WHAT IS ASKED: Tally each line where the word "AISCAT" occurs, then give only the total.

SOURCE MATERIAL:
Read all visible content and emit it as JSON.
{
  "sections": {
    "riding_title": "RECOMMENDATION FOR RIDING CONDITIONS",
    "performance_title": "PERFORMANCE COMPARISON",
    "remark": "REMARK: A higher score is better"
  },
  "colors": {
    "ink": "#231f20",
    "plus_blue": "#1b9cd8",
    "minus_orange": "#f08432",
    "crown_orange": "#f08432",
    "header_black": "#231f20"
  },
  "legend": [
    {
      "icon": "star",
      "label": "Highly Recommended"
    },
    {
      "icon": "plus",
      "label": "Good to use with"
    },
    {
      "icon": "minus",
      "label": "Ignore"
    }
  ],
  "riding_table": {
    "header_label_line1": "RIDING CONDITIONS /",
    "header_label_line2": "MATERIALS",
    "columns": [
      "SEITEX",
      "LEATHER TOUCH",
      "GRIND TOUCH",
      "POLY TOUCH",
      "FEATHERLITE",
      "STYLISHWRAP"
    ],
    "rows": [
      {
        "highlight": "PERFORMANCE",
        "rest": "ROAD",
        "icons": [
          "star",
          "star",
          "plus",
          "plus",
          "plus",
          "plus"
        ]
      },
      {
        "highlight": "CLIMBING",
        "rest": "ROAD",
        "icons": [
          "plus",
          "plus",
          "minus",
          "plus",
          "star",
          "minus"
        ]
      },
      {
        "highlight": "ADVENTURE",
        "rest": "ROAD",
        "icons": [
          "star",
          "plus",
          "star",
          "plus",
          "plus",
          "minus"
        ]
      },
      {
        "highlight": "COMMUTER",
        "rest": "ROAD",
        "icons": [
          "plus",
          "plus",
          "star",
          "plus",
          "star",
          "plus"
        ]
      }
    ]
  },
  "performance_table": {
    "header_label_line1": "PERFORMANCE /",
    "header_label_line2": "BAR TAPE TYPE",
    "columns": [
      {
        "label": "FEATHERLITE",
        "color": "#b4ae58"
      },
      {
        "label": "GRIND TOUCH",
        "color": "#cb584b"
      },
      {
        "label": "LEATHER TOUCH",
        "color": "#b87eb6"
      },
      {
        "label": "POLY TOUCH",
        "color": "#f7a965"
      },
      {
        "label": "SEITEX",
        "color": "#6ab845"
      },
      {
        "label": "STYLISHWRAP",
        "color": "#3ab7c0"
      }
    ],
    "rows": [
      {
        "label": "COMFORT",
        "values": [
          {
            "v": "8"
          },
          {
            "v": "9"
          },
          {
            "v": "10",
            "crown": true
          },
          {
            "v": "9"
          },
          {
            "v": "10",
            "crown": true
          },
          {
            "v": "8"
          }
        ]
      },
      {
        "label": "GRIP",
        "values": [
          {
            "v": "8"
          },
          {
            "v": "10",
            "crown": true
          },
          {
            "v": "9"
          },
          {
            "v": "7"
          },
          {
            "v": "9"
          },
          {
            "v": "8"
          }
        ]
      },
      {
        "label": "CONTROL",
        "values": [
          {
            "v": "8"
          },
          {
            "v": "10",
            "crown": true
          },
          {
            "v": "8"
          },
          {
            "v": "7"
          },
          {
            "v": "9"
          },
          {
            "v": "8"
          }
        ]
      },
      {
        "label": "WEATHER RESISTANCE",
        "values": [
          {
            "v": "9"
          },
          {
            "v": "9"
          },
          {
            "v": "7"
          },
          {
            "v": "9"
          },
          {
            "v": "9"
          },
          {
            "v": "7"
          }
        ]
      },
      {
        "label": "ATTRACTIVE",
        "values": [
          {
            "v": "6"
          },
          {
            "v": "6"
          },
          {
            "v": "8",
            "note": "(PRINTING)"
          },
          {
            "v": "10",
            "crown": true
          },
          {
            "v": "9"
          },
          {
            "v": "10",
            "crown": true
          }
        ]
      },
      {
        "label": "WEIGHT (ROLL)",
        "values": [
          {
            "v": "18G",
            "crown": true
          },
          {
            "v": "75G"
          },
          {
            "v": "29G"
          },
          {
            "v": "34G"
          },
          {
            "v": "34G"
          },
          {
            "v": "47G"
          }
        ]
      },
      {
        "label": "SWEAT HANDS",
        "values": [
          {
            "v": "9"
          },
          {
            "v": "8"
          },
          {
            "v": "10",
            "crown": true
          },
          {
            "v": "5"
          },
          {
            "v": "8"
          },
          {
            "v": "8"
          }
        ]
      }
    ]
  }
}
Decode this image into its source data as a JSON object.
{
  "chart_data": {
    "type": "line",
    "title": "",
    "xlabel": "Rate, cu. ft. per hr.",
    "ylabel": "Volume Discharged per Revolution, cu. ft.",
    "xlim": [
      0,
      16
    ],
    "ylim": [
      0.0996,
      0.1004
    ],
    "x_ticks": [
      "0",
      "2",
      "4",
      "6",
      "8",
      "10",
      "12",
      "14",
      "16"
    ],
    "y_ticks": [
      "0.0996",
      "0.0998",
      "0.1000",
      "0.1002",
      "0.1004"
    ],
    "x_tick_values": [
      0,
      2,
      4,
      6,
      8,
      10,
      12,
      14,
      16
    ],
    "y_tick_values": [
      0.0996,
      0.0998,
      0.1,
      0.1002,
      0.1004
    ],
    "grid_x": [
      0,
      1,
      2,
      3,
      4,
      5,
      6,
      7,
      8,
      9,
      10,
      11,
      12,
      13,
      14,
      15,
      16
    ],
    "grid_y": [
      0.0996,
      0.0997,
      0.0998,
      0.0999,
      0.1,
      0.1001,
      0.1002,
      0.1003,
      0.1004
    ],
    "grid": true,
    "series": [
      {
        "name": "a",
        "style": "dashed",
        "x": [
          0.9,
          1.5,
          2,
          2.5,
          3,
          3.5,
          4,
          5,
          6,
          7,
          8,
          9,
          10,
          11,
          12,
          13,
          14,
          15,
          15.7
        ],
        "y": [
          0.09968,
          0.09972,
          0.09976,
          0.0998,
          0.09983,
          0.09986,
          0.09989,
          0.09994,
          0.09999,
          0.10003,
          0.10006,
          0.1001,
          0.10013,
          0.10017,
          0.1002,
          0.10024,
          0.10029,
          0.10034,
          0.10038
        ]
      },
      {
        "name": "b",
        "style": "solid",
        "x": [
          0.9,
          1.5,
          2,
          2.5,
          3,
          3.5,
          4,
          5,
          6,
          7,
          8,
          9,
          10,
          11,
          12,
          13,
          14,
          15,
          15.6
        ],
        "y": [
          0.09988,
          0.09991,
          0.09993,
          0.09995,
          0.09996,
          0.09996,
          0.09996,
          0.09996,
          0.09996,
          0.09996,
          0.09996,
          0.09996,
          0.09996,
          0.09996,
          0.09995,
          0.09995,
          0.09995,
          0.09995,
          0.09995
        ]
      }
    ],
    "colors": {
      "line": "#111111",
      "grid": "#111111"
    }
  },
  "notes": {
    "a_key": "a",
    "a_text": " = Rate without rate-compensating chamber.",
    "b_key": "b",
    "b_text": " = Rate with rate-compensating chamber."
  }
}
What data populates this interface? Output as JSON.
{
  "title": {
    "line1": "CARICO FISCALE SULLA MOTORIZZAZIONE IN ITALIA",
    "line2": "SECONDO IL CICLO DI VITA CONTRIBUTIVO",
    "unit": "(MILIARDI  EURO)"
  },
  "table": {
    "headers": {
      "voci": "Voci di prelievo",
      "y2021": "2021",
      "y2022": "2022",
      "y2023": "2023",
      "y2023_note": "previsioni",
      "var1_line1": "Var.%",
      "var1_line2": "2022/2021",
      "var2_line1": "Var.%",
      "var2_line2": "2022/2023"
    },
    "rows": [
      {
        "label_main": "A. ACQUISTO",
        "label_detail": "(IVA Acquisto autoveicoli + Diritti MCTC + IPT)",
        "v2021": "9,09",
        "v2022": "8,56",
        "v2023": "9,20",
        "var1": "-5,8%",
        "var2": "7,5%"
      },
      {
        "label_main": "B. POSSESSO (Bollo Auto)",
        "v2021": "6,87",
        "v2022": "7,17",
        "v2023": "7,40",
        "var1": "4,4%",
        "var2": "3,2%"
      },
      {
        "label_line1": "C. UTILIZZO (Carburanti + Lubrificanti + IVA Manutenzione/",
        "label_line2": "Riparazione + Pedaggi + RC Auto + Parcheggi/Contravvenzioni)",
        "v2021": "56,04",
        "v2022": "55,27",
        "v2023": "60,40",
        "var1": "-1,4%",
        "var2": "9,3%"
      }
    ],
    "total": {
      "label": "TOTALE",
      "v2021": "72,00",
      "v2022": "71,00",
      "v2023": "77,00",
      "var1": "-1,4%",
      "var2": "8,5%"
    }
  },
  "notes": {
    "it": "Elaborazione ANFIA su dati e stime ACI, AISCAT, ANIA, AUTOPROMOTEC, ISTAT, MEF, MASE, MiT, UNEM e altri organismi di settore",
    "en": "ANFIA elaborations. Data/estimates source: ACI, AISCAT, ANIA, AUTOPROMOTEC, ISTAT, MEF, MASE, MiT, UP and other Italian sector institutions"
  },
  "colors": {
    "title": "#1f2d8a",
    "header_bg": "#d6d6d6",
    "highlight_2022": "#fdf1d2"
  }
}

RESULT FOR THIS TASK: 2